* begin Input *

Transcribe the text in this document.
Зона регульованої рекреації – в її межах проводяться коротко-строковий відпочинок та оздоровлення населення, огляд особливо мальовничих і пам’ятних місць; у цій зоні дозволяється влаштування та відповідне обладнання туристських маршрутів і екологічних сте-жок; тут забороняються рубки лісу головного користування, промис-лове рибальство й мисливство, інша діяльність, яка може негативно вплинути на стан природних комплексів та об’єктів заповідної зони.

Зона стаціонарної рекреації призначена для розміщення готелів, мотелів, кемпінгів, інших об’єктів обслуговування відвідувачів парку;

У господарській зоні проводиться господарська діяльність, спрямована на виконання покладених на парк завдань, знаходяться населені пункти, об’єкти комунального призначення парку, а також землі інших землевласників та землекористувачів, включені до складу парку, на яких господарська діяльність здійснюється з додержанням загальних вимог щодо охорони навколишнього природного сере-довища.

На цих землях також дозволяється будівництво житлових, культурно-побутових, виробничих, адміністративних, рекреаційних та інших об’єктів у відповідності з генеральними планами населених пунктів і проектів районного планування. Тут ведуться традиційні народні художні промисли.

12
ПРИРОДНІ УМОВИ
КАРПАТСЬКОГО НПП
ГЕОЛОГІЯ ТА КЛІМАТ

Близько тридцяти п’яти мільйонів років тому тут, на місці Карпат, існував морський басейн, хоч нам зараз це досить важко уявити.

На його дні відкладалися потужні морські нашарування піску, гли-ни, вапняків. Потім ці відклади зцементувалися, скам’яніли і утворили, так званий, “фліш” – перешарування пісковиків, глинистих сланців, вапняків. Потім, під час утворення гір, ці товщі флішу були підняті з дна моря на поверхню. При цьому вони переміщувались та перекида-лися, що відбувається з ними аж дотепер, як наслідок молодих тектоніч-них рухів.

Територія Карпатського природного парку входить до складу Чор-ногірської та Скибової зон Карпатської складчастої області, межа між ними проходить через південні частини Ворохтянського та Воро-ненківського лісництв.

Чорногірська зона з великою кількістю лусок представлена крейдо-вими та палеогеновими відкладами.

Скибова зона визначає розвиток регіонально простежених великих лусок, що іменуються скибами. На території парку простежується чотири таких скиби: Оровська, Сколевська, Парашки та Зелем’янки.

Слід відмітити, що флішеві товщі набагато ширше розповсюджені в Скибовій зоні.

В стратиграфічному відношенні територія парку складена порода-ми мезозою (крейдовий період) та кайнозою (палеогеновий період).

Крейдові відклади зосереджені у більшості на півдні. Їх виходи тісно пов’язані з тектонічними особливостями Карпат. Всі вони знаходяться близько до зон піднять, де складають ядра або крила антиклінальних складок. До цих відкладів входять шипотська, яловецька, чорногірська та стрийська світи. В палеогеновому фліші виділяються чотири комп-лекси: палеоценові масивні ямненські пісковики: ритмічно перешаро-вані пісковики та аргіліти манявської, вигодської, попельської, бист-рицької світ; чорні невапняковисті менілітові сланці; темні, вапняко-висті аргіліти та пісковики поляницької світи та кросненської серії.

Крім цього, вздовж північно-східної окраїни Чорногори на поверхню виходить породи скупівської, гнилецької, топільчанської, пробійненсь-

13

* end Input *

> [Written problem]
Your answer should be one number: the count of lines in the data above that include the word "складу".

> [Answer to the problem]
2